Your objective: Reproduce word for word the records below, everything from the line containing "nav-links: Főoldal Galéria" down to the line containing "page-title: Portfólió: [834, 98, 1081, 171]", including both of those lines.
------ Records provided ------
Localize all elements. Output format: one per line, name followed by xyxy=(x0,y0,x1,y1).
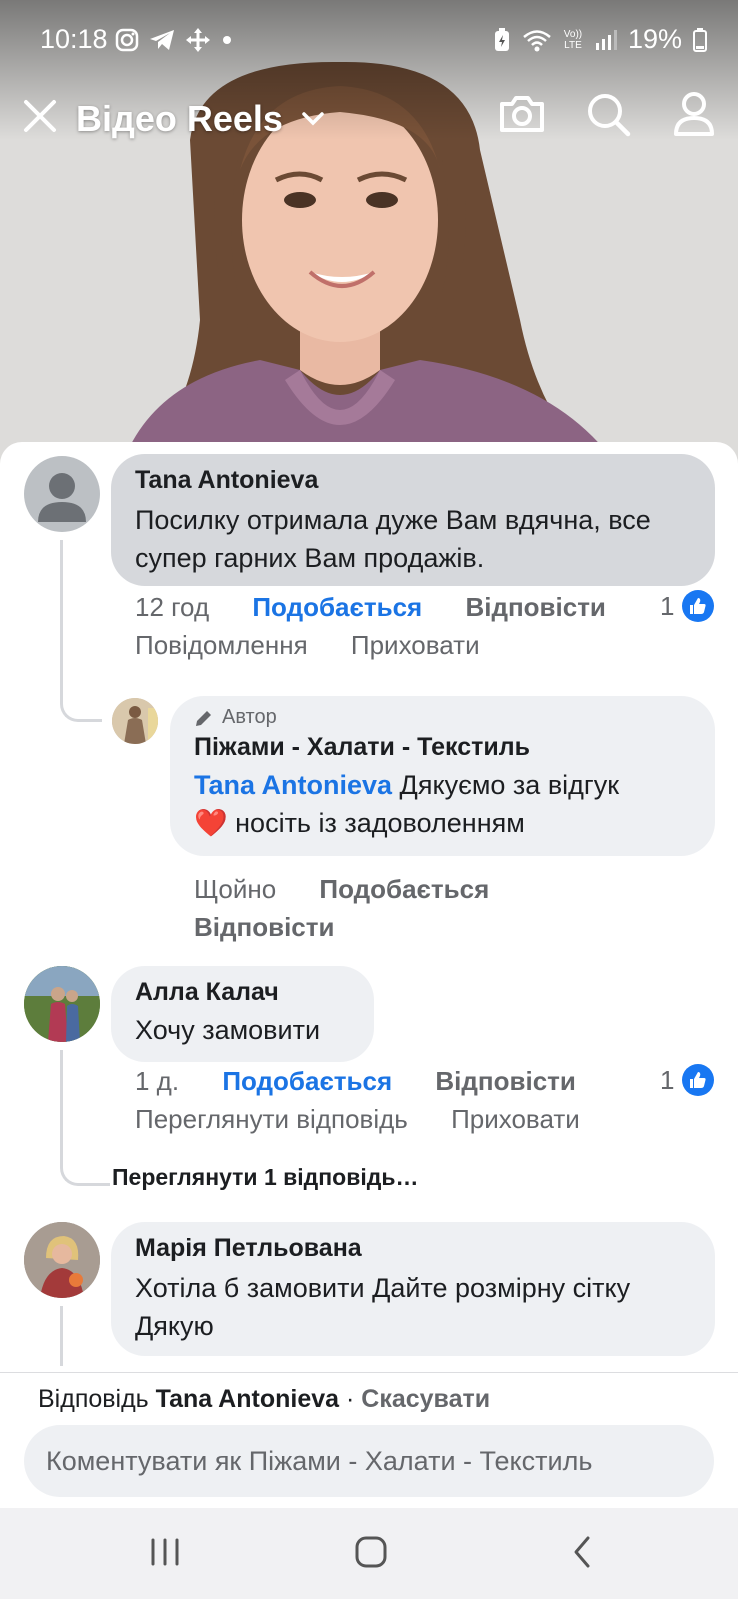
author-badge-label: Автор xyxy=(222,706,277,728)
reply-author[interactable]: Піжами - Халати - Текстиль xyxy=(194,733,691,762)
mention-link[interactable]: Tana Antonieva xyxy=(194,770,392,800)
back-icon[interactable] xyxy=(566,1532,600,1572)
home-icon[interactable] xyxy=(354,1532,388,1572)
comment-input[interactable] xyxy=(24,1425,714,1497)
comment-time: 12 год xyxy=(135,592,210,622)
like-count-number: 1 xyxy=(660,590,675,621)
pencil-icon xyxy=(196,710,211,726)
comment-actions: 1 д. Подобається Відповісти xyxy=(135,1066,576,1097)
reply-actions: Щойно Подобається Відповісти xyxy=(194,870,489,946)
hide-button[interactable]: Приховати xyxy=(451,1104,580,1134)
reply-composer: Відповідь Tana Antonieva · Скасувати xyxy=(0,1372,738,1508)
recent-apps-icon[interactable] xyxy=(148,1532,182,1572)
avatar-photo xyxy=(24,966,100,1042)
heart-emoji: ❤️ xyxy=(194,808,228,838)
reply-text: Tana Antonieva Дякуємо за відгук ❤️ носі… xyxy=(194,766,691,842)
page-title[interactable]: Відео Reels xyxy=(76,98,283,140)
hide-button[interactable]: Приховати xyxy=(351,630,480,660)
reply-text-part1: Дякуємо за відгук xyxy=(399,770,620,800)
status-time: 10:18 xyxy=(40,24,108,54)
view-reply-button[interactable]: Переглянути відповідь xyxy=(135,1104,408,1134)
battery-saver-icon xyxy=(494,27,509,51)
comment-actions-row2: Переглянути відповідь Приховати xyxy=(135,1104,580,1135)
chevron-down-icon[interactable] xyxy=(300,110,326,128)
comment-bubble-highlighted[interactable]: Tana Antonieva Посилку отримала дуже Вам… xyxy=(111,454,715,586)
replying-to-line: Відповідь Tana Antonieva · Скасувати xyxy=(38,1385,490,1414)
reply-button[interactable]: Відповісти xyxy=(465,592,605,622)
reply-time: Щойно xyxy=(194,874,277,904)
comment-text: Посилку отримала дуже Вам вдячна, все су… xyxy=(135,505,651,573)
comment-actions-row2: Повідомлення Приховати xyxy=(135,630,480,661)
separator: · xyxy=(346,1385,355,1413)
instagram-icon xyxy=(115,28,139,52)
comment-bubble[interactable]: Марія Петльована Хотіла б замовити Дайте… xyxy=(111,1222,715,1356)
thread-line xyxy=(60,1050,110,1186)
wifi-icon xyxy=(523,29,551,51)
camera-icon[interactable] xyxy=(496,88,548,140)
reels-top-nav: Відео Reels xyxy=(0,82,738,162)
system-nav-bar xyxy=(0,1508,738,1599)
comment-author[interactable]: Марія Петльована xyxy=(135,1234,691,1263)
comment-text: Хотіла б замовити Дайте розмірну сітку Д… xyxy=(135,1273,631,1341)
like-count[interactable]: 1 xyxy=(660,590,715,622)
like-button[interactable]: Подобається xyxy=(252,592,422,622)
comments-sheet: Tana Antonieva Посилку отримала дуже Вам… xyxy=(0,442,738,1508)
search-icon[interactable] xyxy=(582,88,634,140)
view-replies-link[interactable]: Переглянути 1 відповідь… xyxy=(112,1164,418,1191)
message-button[interactable]: Повідомлення xyxy=(135,630,308,660)
status-left-icons xyxy=(114,26,234,54)
cancel-reply-button[interactable]: Скасувати xyxy=(361,1385,490,1413)
move-icon xyxy=(186,28,210,52)
reply-like-button[interactable]: Подобається xyxy=(319,874,489,904)
comment-bubble[interactable]: Алла Калач Хочу замовити xyxy=(111,966,374,1062)
default-avatar-icon xyxy=(38,473,86,522)
telegram-icon xyxy=(150,30,174,50)
comment-author[interactable]: Алла Калач xyxy=(135,978,350,1007)
signal-icon xyxy=(595,29,617,50)
thread-line xyxy=(60,540,102,722)
comment-actions: 12 год Подобається Відповісти xyxy=(135,592,655,623)
avatar[interactable] xyxy=(24,1222,100,1298)
comment-time: 1 д. xyxy=(135,1066,180,1096)
reply-prefix: Відповідь xyxy=(38,1385,149,1413)
like-count-number: 1 xyxy=(660,1064,675,1095)
thumbs-up-icon xyxy=(682,590,715,622)
comment-author[interactable]: Tana Antonieva xyxy=(135,466,691,495)
battery-icon xyxy=(693,27,707,52)
comment-text: Хочу замовити xyxy=(135,1015,321,1045)
thread-line xyxy=(60,1306,63,1366)
like-count[interactable]: 1 xyxy=(660,1064,715,1096)
volte-icon: Vo)) LTE xyxy=(563,28,583,51)
user-icon[interactable] xyxy=(668,88,720,140)
author-badge: Автор xyxy=(194,706,691,729)
reply-reply-button[interactable]: Відповісти xyxy=(194,912,334,942)
close-icon[interactable] xyxy=(20,96,60,136)
page-avatar[interactable] xyxy=(112,698,158,744)
avatar[interactable] xyxy=(24,966,100,1042)
dot-icon xyxy=(223,36,231,44)
status-bar: 10:18 Vo)) LTE 19% xyxy=(0,0,738,80)
avatar-photo xyxy=(24,1222,100,1298)
battery-percent: 19% xyxy=(627,24,682,54)
page-avatar-image xyxy=(112,698,158,744)
reply-text-part2: носіть із задоволенням xyxy=(235,808,525,838)
status-right-icons: Vo)) LTE 19% xyxy=(492,24,708,55)
reply-to-name: Tana Antonieva xyxy=(155,1385,340,1413)
reply-bubble[interactable]: Автор Піжами - Халати - Текстиль Tana An… xyxy=(170,696,715,856)
thumbs-up-icon xyxy=(682,1064,715,1096)
like-button[interactable]: Подобається xyxy=(222,1066,392,1096)
avatar[interactable] xyxy=(24,456,100,532)
reply-button[interactable]: Відповісти xyxy=(435,1066,575,1096)
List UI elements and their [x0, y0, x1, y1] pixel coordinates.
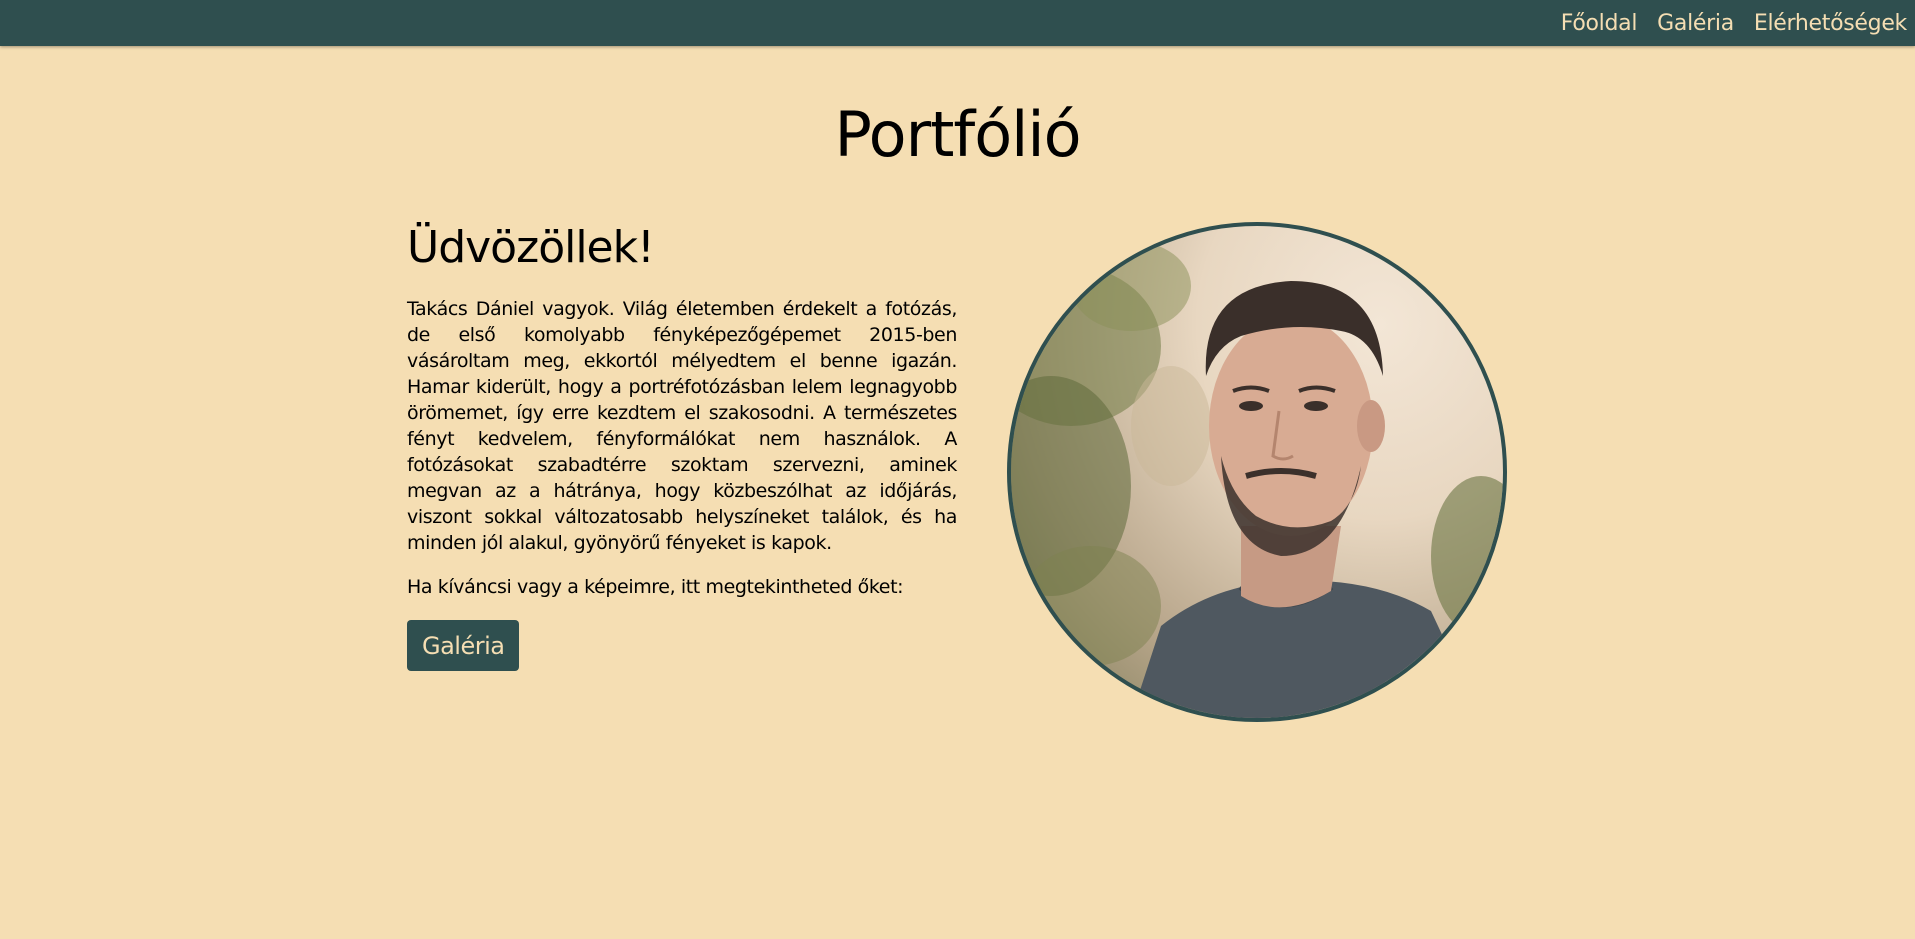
nav-links: Főoldal Galéria Elérhetőségek: [1561, 0, 1908, 46]
intro-section: Üdvözöllek! Takács Dániel vagyok. Világ …: [407, 218, 957, 671]
top-navbar: Főoldal Galéria Elérhetőségek: [0, 0, 1915, 46]
portrait-photo: [1007, 222, 1507, 722]
portrait-illustration: [1011, 241, 1503, 718]
page-title: Portfólió: [834, 98, 1081, 171]
welcome-heading: Üdvözöllek!: [407, 222, 655, 273]
nav-link-contact[interactable]: Elérhetőségek: [1754, 11, 1907, 36]
gallery-cta-text: Ha kíváncsi vagy a képeimre, itt megteki…: [407, 576, 904, 598]
gallery-button[interactable]: Galéria: [407, 620, 520, 671]
nav-link-gallery[interactable]: Galéria: [1657, 11, 1734, 36]
nav-link-home[interactable]: Főoldal: [1561, 11, 1638, 36]
bio-paragraph: Takács Dániel vagyok. Világ életemben ér…: [407, 298, 957, 554]
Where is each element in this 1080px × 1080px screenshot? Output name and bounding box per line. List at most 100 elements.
------
Completed task:
nav-links: Főoldal Galéria Elérhetőségek: [1561, 0, 1908, 46]
intro-section: Üdvözöllek! Takács Dániel vagyok. Világ …: [407, 218, 957, 671]
top-navbar: Főoldal Galéria Elérhetőségek: [0, 0, 1915, 46]
portrait-photo: [1007, 222, 1507, 722]
portrait-illustration: [1011, 241, 1503, 718]
page-title: Portfólió: [834, 98, 1081, 171]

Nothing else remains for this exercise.